• [Your task]:
Without including the pictures, copy out every line below.

• [Material supplied]:
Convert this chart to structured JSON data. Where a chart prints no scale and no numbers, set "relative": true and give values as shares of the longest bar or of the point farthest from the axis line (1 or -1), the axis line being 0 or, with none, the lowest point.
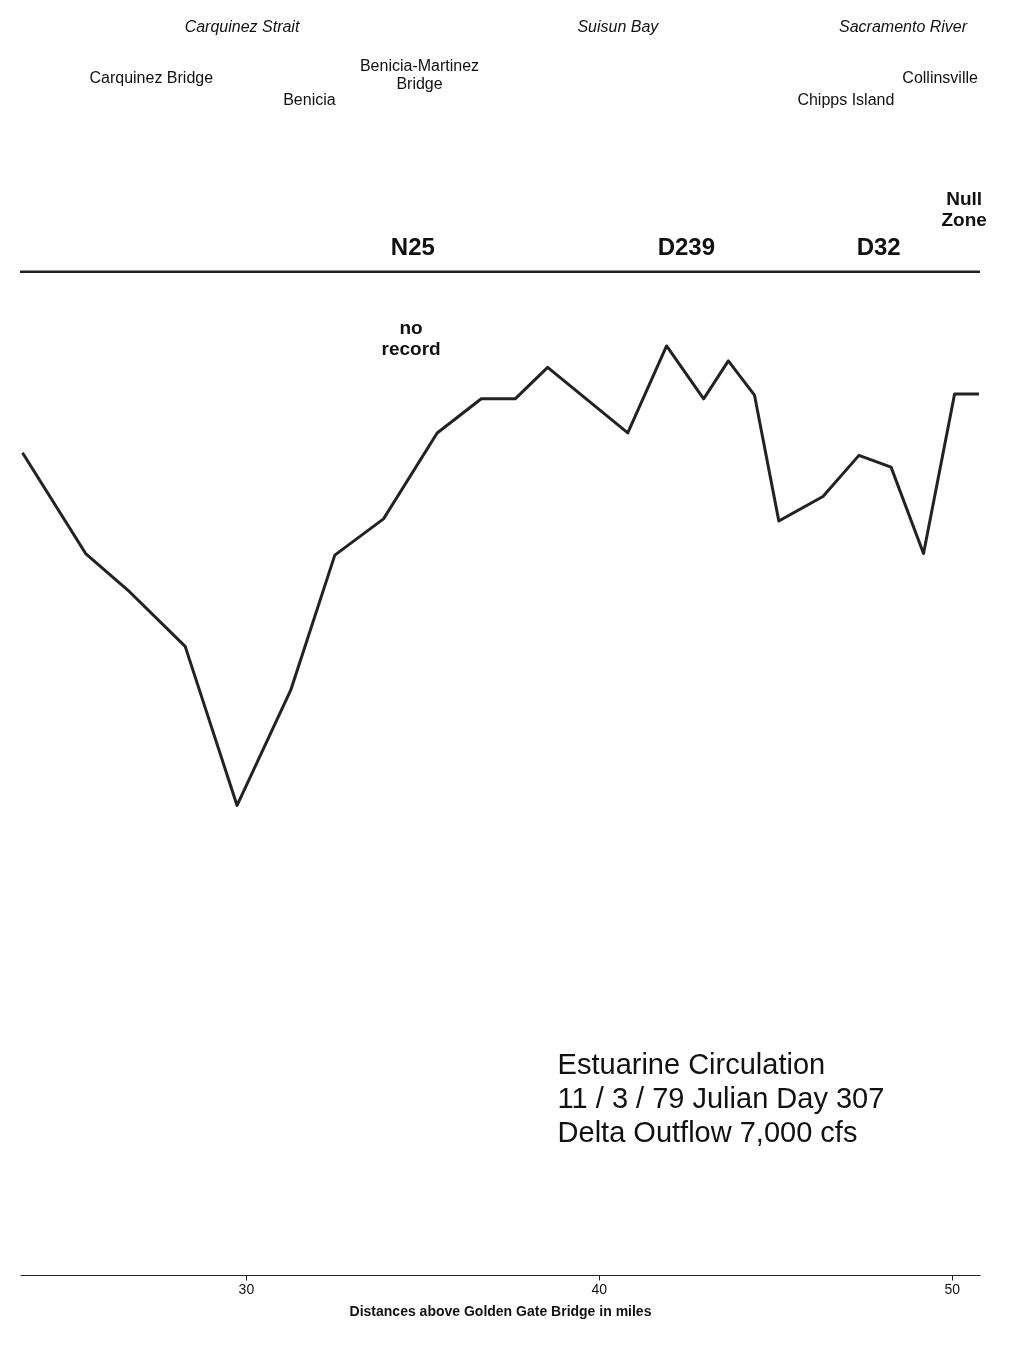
{
  "chart_data": {
    "type": "line",
    "relative": true,
    "title": "Estuarine Circulation",
    "subtitle": "11 / 3 / 79 Julian Day 307\nDelta Outflow 7,000 cfs",
    "xlabel": "Distances above Golden Gate Bridge in miles",
    "xlim": [
      23.6,
      50.8
    ],
    "xticks": [
      30,
      40,
      50
    ],
    "x": [
      23.67,
      25.46,
      26.71,
      28.28,
      29.75,
      31.27,
      32.52,
      33.9,
      35.42,
      36.67,
      37.63,
      38.55,
      40.82,
      41.92,
      42.97,
      43.67,
      44.41,
      45.1,
      46.35,
      47.37,
      48.28,
      49.2,
      50.08,
      50.77
    ],
    "series": [
      {
        "color": "#222222",
        "values": [
          -0.339,
          -0.528,
          -0.6,
          -0.702,
          -1,
          -0.784,
          -0.531,
          -0.463,
          -0.302,
          -0.238,
          -0.238,
          -0.179,
          -0.302,
          -0.139,
          -0.238,
          -0.167,
          -0.231,
          -0.467,
          -0.421,
          -0.344,
          -0.366,
          -0.528,
          -0.229,
          -0.229
        ]
      }
    ],
    "annotations": [
      "Carquinez Strait",
      "Suisun Bay",
      "Sacramento River",
      "Carquinez Bridge",
      "Benicia-Martinez\nBridge",
      "Benicia",
      "Chipps Island",
      "Collinsville",
      "Null\nZone",
      "N25",
      "D239",
      "D32",
      "no\nrecord"
    ]
  }
}
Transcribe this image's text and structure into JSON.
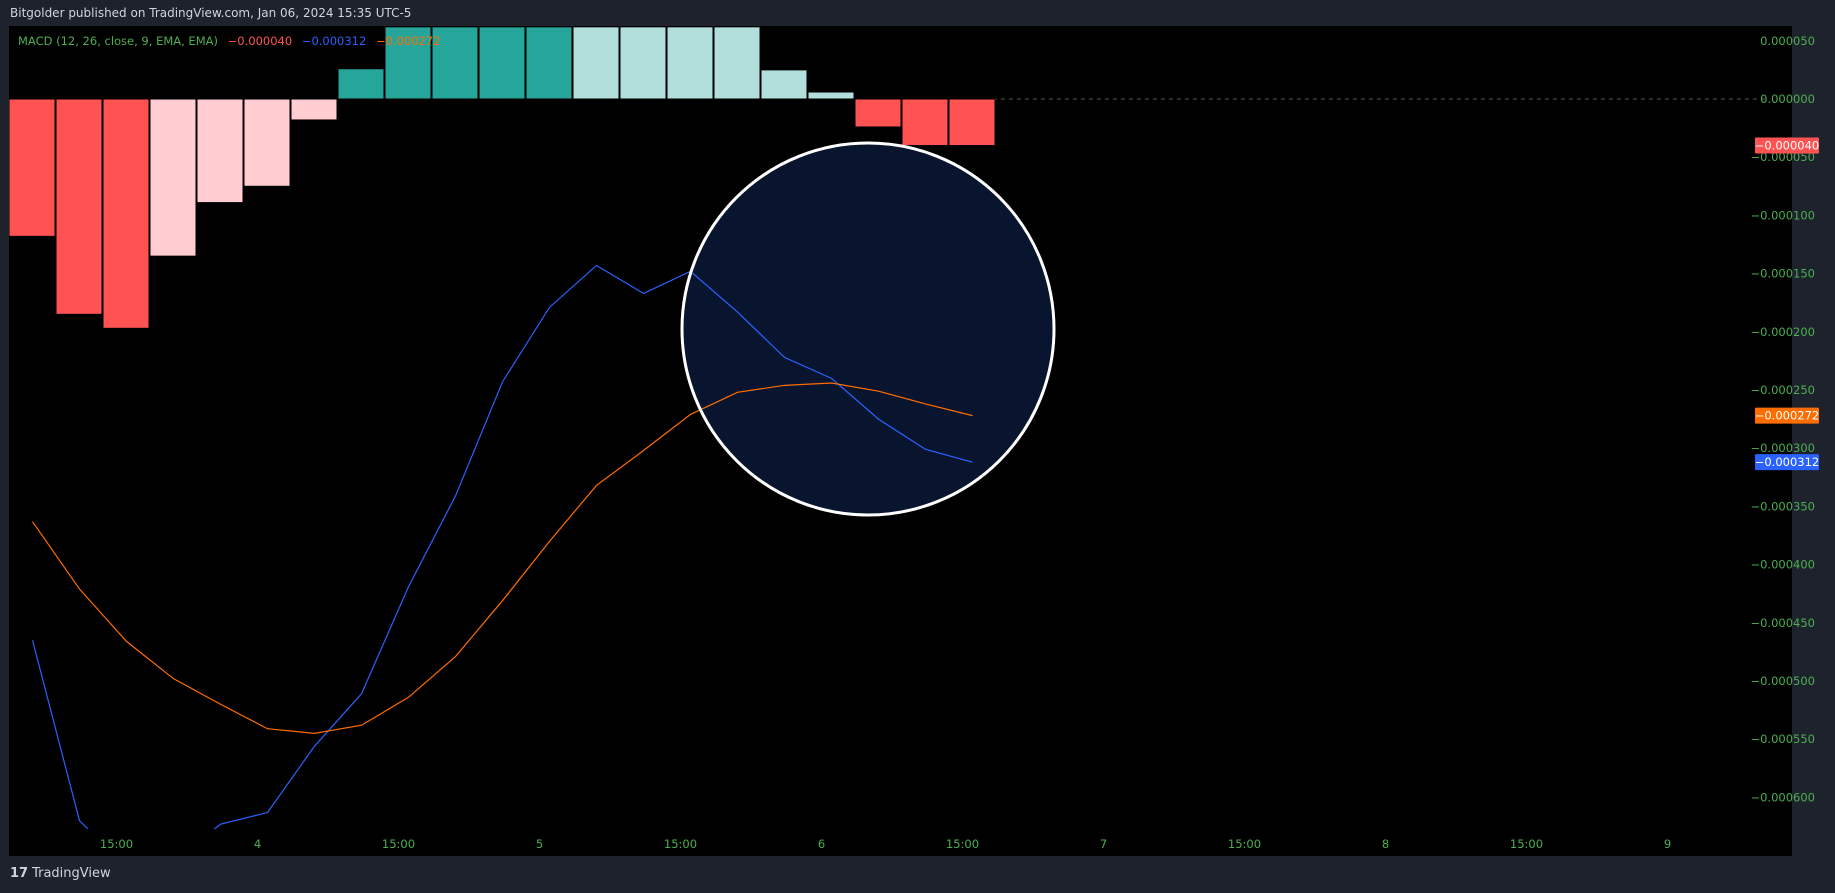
{
  "header": {
    "title": "Bitgolder published on TradingView.com, Jan 06, 2024 15:35 UTC-5"
  },
  "legend": {
    "name": "MACD (12, 26, close, 9, EMA, EMA)",
    "histogram_value": "−0.000040",
    "macd_value": "−0.000312",
    "signal_value": "−0.000272"
  },
  "footer": {
    "brand_mark": "17",
    "brand": "TradingView"
  },
  "colors": {
    "background": "#000000",
    "frame": "#1e222d",
    "axis_text": "#4caf50",
    "macd_line": "#2962ff",
    "signal_line": "#ff6d00",
    "hist_pos_strong": "#26a69a",
    "hist_pos_weak": "#b2dfdb",
    "hist_neg_strong": "#ff5252",
    "hist_neg_weak": "#ffcdd2",
    "circle_fill": "#0a1633",
    "circle_stroke": "#ffffff"
  },
  "chart_data": {
    "type": "bar",
    "title": "MACD (12, 26, close, 9, EMA, EMA)",
    "x_tick_labels": [
      "15:00",
      "4",
      "15:00",
      "5",
      "15:00",
      "6",
      "15:00",
      "7",
      "15:00",
      "8",
      "15:00",
      "9"
    ],
    "y_tick_labels": [
      "0.000050",
      "0.000000",
      "−0.000050",
      "−0.000100",
      "−0.000150",
      "−0.000200",
      "−0.000250",
      "−0.000300",
      "−0.000350",
      "−0.000400",
      "−0.000450",
      "−0.000500",
      "−0.000550",
      "−0.000600"
    ],
    "y_ticks": [
      5e-05,
      0,
      -5e-05,
      -0.0001,
      -0.00015,
      -0.0002,
      -0.00025,
      -0.0003,
      -0.00035,
      -0.0004,
      -0.00045,
      -0.0005,
      -0.00055,
      -0.0006
    ],
    "ylim": [
      -0.00063,
      6.2e-05
    ],
    "histogram": [
      {
        "value": -0.000118,
        "shade": "neg_strong"
      },
      {
        "value": -0.000185,
        "shade": "neg_strong"
      },
      {
        "value": -0.000197,
        "shade": "neg_strong"
      },
      {
        "value": -0.000135,
        "shade": "neg_weak"
      },
      {
        "value": -8.9e-05,
        "shade": "neg_weak"
      },
      {
        "value": -7.5e-05,
        "shade": "neg_weak"
      },
      {
        "value": -1.8e-05,
        "shade": "neg_weak"
      },
      {
        "value": 2.6e-05,
        "shade": "pos_strong"
      },
      {
        "value": 6.2e-05,
        "shade": "pos_strong"
      },
      {
        "value": 6.2e-05,
        "shade": "pos_strong"
      },
      {
        "value": 6.2e-05,
        "shade": "pos_strong"
      },
      {
        "value": 6.2e-05,
        "shade": "pos_strong"
      },
      {
        "value": 6.2e-05,
        "shade": "pos_weak"
      },
      {
        "value": 6.2e-05,
        "shade": "pos_weak"
      },
      {
        "value": 6.2e-05,
        "shade": "pos_weak"
      },
      {
        "value": 6.2e-05,
        "shade": "pos_weak"
      },
      {
        "value": 2.5e-05,
        "shade": "pos_weak"
      },
      {
        "value": 6e-06,
        "shade": "pos_weak"
      },
      {
        "value": -2.4e-05,
        "shade": "neg_strong"
      },
      {
        "value": -4e-05,
        "shade": "neg_strong"
      },
      {
        "value": -4e-05,
        "shade": "neg_strong"
      }
    ],
    "series": [
      {
        "name": "MACD",
        "values": [
          -0.000465,
          -0.00062,
          -0.00066,
          -0.000655,
          -0.000623,
          -0.000613,
          -0.000556,
          -0.000511,
          -0.000419,
          -0.000341,
          -0.000243,
          -0.000179,
          -0.000143,
          -0.000167,
          -0.000148,
          -0.000183,
          -0.000222,
          -0.00024,
          -0.000275,
          -0.000301,
          -0.000312
        ]
      },
      {
        "name": "Signal",
        "values": [
          -0.000363,
          -0.000421,
          -0.000466,
          -0.000498,
          -0.00052,
          -0.000541,
          -0.000545,
          -0.000538,
          -0.000514,
          -0.000479,
          -0.000431,
          -0.00038,
          -0.000332,
          -0.000302,
          -0.000271,
          -0.000252,
          -0.000246,
          -0.000244,
          -0.000251,
          -0.000262,
          -0.000272
        ]
      }
    ],
    "price_tags": [
      {
        "value": -4e-05,
        "label": "−0.000040",
        "color": "#ff5252"
      },
      {
        "value": -0.000272,
        "label": "−0.000272",
        "color": "#ff6d00"
      },
      {
        "value": -0.000312,
        "label": "−0.000312",
        "color": "#2962ff"
      }
    ],
    "grid": false
  }
}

• [Full response]:
Convert this chart to structured JSON data. Where a chart prints no scale and no numbers, set "relative": true and give values as shares of the longest bar or of the point farthest from the axis line (1 or -1), the axis line being 0 or, with none, the lowest point.
{
  "chart_data": {
    "type": "line",
    "relative": true,
    "title": "Estuarine Circulation",
    "subtitle": "11 / 3 / 79 Julian Day 307\nDelta Outflow 7,000 cfs",
    "xlabel": "Distances above Golden Gate Bridge in miles",
    "xlim": [
      23.6,
      50.8
    ],
    "xticks": [
      30,
      40,
      50
    ],
    "x": [
      23.67,
      25.46,
      26.71,
      28.28,
      29.75,
      31.27,
      32.52,
      33.9,
      35.42,
      36.67,
      37.63,
      38.55,
      40.82,
      41.92,
      42.97,
      43.67,
      44.41,
      45.1,
      46.35,
      47.37,
      48.28,
      49.2,
      50.08,
      50.77
    ],
    "series": [
      {
        "color": "#222222",
        "values": [
          -0.339,
          -0.528,
          -0.6,
          -0.702,
          -1,
          -0.784,
          -0.531,
          -0.463,
          -0.302,
          -0.238,
          -0.238,
          -0.179,
          -0.302,
          -0.139,
          -0.238,
          -0.167,
          -0.231,
          -0.467,
          -0.421,
          -0.344,
          -0.366,
          -0.528,
          -0.229,
          -0.229
        ]
      }
    ],
    "annotations": [
      "Carquinez Strait",
      "Suisun Bay",
      "Sacramento River",
      "Carquinez Bridge",
      "Benicia-Martinez\nBridge",
      "Benicia",
      "Chipps Island",
      "Collinsville",
      "Null\nZone",
      "N25",
      "D239",
      "D32",
      "no\nrecord"
    ]
  }
}
Transcribe this image's text and structure into JSON.
{
  "header": {
    "title": "Bitgolder published on TradingView.com, Jan 06, 2024 15:35 UTC-5"
  },
  "legend": {
    "name": "MACD (12, 26, close, 9, EMA, EMA)",
    "histogram_value": "−0.000040",
    "macd_value": "−0.000312",
    "signal_value": "−0.000272"
  },
  "footer": {
    "brand_mark": "17",
    "brand": "TradingView"
  },
  "colors": {
    "background": "#000000",
    "frame": "#1e222d",
    "axis_text": "#4caf50",
    "macd_line": "#2962ff",
    "signal_line": "#ff6d00",
    "hist_pos_strong": "#26a69a",
    "hist_pos_weak": "#b2dfdb",
    "hist_neg_strong": "#ff5252",
    "hist_neg_weak": "#ffcdd2",
    "circle_fill": "#0a1633",
    "circle_stroke": "#ffffff"
  },
  "chart_data": {
    "type": "bar",
    "title": "MACD (12, 26, close, 9, EMA, EMA)",
    "x_tick_labels": [
      "15:00",
      "4",
      "15:00",
      "5",
      "15:00",
      "6",
      "15:00",
      "7",
      "15:00",
      "8",
      "15:00",
      "9"
    ],
    "y_tick_labels": [
      "0.000050",
      "0.000000",
      "−0.000050",
      "−0.000100",
      "−0.000150",
      "−0.000200",
      "−0.000250",
      "−0.000300",
      "−0.000350",
      "−0.000400",
      "−0.000450",
      "−0.000500",
      "−0.000550",
      "−0.000600"
    ],
    "y_ticks": [
      5e-05,
      0,
      -5e-05,
      -0.0001,
      -0.00015,
      -0.0002,
      -0.00025,
      -0.0003,
      -0.00035,
      -0.0004,
      -0.00045,
      -0.0005,
      -0.00055,
      -0.0006
    ],
    "ylim": [
      -0.00063,
      6.2e-05
    ],
    "histogram": [
      {
        "value": -0.000118,
        "shade": "neg_strong"
      },
      {
        "value": -0.000185,
        "shade": "neg_strong"
      },
      {
        "value": -0.000197,
        "shade": "neg_strong"
      },
      {
        "value": -0.000135,
        "shade": "neg_weak"
      },
      {
        "value": -8.9e-05,
        "shade": "neg_weak"
      },
      {
        "value": -7.5e-05,
        "shade": "neg_weak"
      },
      {
        "value": -1.8e-05,
        "shade": "neg_weak"
      },
      {
        "value": 2.6e-05,
        "shade": "pos_strong"
      },
      {
        "value": 6.2e-05,
        "shade": "pos_strong"
      },
      {
        "value": 6.2e-05,
        "shade": "pos_strong"
      },
      {
        "value": 6.2e-05,
        "shade": "pos_strong"
      },
      {
        "value": 6.2e-05,
        "shade": "pos_strong"
      },
      {
        "value": 6.2e-05,
        "shade": "pos_weak"
      },
      {
        "value": 6.2e-05,
        "shade": "pos_weak"
      },
      {
        "value": 6.2e-05,
        "shade": "pos_weak"
      },
      {
        "value": 6.2e-05,
        "shade": "pos_weak"
      },
      {
        "value": 2.5e-05,
        "shade": "pos_weak"
      },
      {
        "value": 6e-06,
        "shade": "pos_weak"
      },
      {
        "value": -2.4e-05,
        "shade": "neg_strong"
      },
      {
        "value": -4e-05,
        "shade": "neg_strong"
      },
      {
        "value": -4e-05,
        "shade": "neg_strong"
      }
    ],
    "series": [
      {
        "name": "MACD",
        "values": [
          -0.000465,
          -0.00062,
          -0.00066,
          -0.000655,
          -0.000623,
          -0.000613,
          -0.000556,
          -0.000511,
          -0.000419,
          -0.000341,
          -0.000243,
          -0.000179,
          -0.000143,
          -0.000167,
          -0.000148,
          -0.000183,
          -0.000222,
          -0.00024,
          -0.000275,
          -0.000301,
          -0.000312
        ]
      },
      {
        "name": "Signal",
        "values": [
          -0.000363,
          -0.000421,
          -0.000466,
          -0.000498,
          -0.00052,
          -0.000541,
          -0.000545,
          -0.000538,
          -0.000514,
          -0.000479,
          -0.000431,
          -0.00038,
          -0.000332,
          -0.000302,
          -0.000271,
          -0.000252,
          -0.000246,
          -0.000244,
          -0.000251,
          -0.000262,
          -0.000272
        ]
      }
    ],
    "price_tags": [
      {
        "value": -4e-05,
        "label": "−0.000040",
        "color": "#ff5252"
      },
      {
        "value": -0.000272,
        "label": "−0.000272",
        "color": "#ff6d00"
      },
      {
        "value": -0.000312,
        "label": "−0.000312",
        "color": "#2962ff"
      }
    ],
    "grid": false
  }
}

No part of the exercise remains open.